══ Task inputs

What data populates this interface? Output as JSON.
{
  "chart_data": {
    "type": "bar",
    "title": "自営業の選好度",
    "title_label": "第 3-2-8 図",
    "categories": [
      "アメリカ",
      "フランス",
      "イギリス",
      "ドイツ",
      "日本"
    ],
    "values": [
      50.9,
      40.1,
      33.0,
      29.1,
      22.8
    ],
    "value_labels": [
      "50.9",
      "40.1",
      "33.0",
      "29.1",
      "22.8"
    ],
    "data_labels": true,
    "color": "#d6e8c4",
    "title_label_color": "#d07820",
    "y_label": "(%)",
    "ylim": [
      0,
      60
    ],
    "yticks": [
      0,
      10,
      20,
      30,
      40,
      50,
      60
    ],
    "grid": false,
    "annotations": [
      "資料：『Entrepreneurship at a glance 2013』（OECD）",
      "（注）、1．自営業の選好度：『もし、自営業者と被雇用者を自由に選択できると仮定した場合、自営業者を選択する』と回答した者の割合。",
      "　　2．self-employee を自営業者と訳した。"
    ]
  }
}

════

Would you copy out each line exactly as written?

**Solved problem**
What data populates this interface? Output as JSON.
{
  "chart_data": {
    "type": "bar",
    "title": "自営業の選好度",
    "title_label": "第 3-2-8 図",
    "categories": [
      "アメリカ",
      "フランス",
      "イギリス",
      "ドイツ",
      "日本"
    ],
    "values": [
      50.9,
      40.1,
      33.0,
      29.1,
      22.8
    ],
    "value_labels": [
      "50.9",
      "40.1",
      "33.0",
      "29.1",
      "22.8"
    ],
    "data_labels": true,
    "color": "#d6e8c4",
    "title_label_color": "#d07820",
    "y_label": "(%)",
    "ylim": [
      0,
      60
    ],
    "yticks": [
      0,
      10,
      20,
      30,
      40,
      50,
      60
    ],
    "grid": false,
    "annotations": [
      "資料：『Entrepreneurship at a glance 2013』（OECD）",
      "（注）、1．自営業の選好度：『もし、自営業者と被雇用者を自由に選択できると仮定した場合、自営業者を選択する』と回答した者の割合。",
      "　　2．self-employee を自営業者と訳した。"
    ]
  }
}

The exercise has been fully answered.